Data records
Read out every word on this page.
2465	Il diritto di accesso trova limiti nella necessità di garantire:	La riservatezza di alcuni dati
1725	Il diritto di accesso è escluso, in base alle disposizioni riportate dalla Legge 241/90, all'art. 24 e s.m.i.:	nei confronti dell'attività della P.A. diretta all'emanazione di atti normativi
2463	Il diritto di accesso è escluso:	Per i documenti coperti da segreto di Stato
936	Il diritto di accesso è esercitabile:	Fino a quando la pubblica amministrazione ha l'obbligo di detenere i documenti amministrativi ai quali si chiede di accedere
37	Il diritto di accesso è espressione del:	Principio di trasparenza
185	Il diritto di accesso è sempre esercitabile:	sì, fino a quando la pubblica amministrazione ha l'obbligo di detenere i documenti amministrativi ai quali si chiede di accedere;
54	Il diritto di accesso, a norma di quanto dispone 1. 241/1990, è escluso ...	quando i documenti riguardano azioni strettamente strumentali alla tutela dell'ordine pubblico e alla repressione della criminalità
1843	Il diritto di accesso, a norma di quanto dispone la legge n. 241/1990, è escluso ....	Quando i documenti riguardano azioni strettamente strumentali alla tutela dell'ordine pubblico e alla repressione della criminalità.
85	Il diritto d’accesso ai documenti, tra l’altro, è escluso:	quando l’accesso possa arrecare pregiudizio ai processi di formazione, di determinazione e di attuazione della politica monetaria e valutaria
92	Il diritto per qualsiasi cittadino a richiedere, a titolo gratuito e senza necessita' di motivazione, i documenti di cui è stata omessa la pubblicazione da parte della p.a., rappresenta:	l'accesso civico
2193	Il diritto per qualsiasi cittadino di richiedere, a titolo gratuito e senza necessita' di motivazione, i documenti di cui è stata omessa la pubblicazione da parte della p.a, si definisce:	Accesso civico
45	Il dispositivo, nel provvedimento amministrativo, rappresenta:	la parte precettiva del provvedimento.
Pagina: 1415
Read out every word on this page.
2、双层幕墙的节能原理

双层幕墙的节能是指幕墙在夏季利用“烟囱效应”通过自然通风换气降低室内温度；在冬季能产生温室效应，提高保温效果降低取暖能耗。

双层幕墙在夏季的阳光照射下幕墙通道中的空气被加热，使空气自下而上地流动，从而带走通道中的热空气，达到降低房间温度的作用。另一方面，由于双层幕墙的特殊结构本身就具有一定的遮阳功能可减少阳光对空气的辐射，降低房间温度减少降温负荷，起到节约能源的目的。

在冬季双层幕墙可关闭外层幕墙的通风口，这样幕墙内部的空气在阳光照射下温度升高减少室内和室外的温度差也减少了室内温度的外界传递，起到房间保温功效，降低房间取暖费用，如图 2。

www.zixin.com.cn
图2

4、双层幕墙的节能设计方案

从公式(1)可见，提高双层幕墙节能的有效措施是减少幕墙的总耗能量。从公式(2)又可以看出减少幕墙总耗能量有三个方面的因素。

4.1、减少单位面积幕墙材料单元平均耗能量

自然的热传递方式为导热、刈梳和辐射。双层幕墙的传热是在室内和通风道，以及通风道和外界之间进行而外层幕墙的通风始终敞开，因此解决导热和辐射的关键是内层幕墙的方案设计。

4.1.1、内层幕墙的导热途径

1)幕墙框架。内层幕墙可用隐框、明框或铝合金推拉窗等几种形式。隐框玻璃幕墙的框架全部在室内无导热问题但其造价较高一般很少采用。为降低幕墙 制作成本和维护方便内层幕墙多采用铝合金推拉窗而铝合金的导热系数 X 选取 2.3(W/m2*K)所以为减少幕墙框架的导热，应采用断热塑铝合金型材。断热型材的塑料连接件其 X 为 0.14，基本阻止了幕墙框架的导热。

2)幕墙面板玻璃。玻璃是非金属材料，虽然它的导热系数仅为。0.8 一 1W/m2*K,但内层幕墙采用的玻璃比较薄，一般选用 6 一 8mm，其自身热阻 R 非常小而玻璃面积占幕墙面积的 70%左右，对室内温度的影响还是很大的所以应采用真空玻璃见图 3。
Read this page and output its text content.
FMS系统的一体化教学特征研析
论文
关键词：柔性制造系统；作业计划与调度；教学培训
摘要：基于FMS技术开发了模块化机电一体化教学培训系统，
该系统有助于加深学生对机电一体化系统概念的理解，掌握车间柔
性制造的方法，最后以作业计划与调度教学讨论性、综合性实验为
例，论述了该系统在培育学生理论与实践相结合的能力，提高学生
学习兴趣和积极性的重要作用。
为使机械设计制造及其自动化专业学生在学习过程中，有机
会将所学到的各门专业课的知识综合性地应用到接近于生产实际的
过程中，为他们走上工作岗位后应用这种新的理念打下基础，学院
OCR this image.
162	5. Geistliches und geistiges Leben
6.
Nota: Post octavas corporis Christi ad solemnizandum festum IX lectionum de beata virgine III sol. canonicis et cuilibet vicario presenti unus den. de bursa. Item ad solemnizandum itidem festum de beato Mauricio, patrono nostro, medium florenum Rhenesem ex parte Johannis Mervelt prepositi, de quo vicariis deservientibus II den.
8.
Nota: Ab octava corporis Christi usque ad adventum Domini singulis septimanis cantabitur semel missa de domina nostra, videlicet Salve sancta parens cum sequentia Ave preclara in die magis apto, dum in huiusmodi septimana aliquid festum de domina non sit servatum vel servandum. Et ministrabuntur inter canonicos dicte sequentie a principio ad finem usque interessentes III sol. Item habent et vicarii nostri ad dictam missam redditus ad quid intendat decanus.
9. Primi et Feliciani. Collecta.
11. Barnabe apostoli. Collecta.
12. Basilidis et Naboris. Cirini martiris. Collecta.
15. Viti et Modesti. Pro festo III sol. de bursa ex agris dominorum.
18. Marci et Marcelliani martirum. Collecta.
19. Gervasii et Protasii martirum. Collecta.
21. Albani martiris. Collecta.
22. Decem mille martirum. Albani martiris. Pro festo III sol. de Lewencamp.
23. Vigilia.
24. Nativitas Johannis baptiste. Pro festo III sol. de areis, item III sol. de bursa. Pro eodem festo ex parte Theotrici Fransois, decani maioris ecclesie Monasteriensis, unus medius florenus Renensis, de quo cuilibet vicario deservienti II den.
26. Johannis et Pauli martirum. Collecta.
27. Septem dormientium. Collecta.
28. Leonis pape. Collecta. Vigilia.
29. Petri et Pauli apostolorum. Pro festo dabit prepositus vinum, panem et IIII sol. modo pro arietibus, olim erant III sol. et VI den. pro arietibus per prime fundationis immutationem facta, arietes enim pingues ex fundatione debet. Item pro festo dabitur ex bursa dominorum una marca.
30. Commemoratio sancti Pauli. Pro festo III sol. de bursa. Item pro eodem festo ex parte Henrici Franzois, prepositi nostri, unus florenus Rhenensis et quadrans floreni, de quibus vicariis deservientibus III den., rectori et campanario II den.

**Do this**:
In the entries above, identify every line with the string "martiris".

**Answer for the task**:
12. Basilidis et Naboris. Cirini martiris. Collecta.
21. Albani martiris. Collecta.
22. Decem mille martirum. Albani martiris. Pro festo III sol. de Lewencamp.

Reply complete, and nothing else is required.